(Records from a data collection)

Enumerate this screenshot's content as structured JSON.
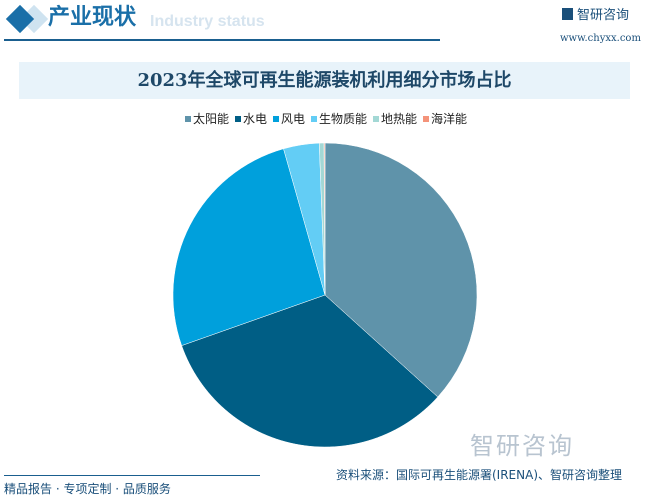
{
  "header": {
    "title": "产业现状",
    "subtitle": "Industry status",
    "logo": "智研咨询",
    "url": "www.chyxx.com"
  },
  "chart_data": {
    "type": "pie",
    "title": "2023年全球可再生能源装机利用细分市场占比",
    "categories": [
      "太阳能",
      "水电",
      "风电",
      "生物质能",
      "地热能",
      "海洋能"
    ],
    "values": [
      36.7,
      32.9,
      26.0,
      3.8,
      0.5,
      0.1
    ],
    "unit": "%",
    "colors": [
      "#5f93aa",
      "#005e85",
      "#00a0dc",
      "#63cdf5",
      "#a3d8d5",
      "#f4937a"
    ],
    "legend_position": "top"
  },
  "footer": {
    "tagline": "精品报告 · 专项定制 · 品质服务",
    "source": "资料来源：国际可再生能源署(IRENA)、智研咨询整理",
    "watermark": "智研咨询"
  }
}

- [What to produce] Print the records above exactly as they stand, but leave out the pictures.

- [Expected output]
Enumerate this screenshot's content as structured JSON.
{
  "header": {
    "title": "产业现状",
    "subtitle": "Industry status",
    "logo": "智研咨询",
    "url": "www.chyxx.com"
  },
  "chart_data": {
    "type": "pie",
    "title": "2023年全球可再生能源装机利用细分市场占比",
    "categories": [
      "太阳能",
      "水电",
      "风电",
      "生物质能",
      "地热能",
      "海洋能"
    ],
    "values": [
      36.7,
      32.9,
      26.0,
      3.8,
      0.5,
      0.1
    ],
    "unit": "%",
    "colors": [
      "#5f93aa",
      "#005e85",
      "#00a0dc",
      "#63cdf5",
      "#a3d8d5",
      "#f4937a"
    ],
    "legend_position": "top"
  },
  "footer": {
    "tagline": "精品报告 · 专项定制 · 品质服务",
    "source": "资料来源：国际可再生能源署(IRENA)、智研咨询整理",
    "watermark": "智研咨询"
  }
}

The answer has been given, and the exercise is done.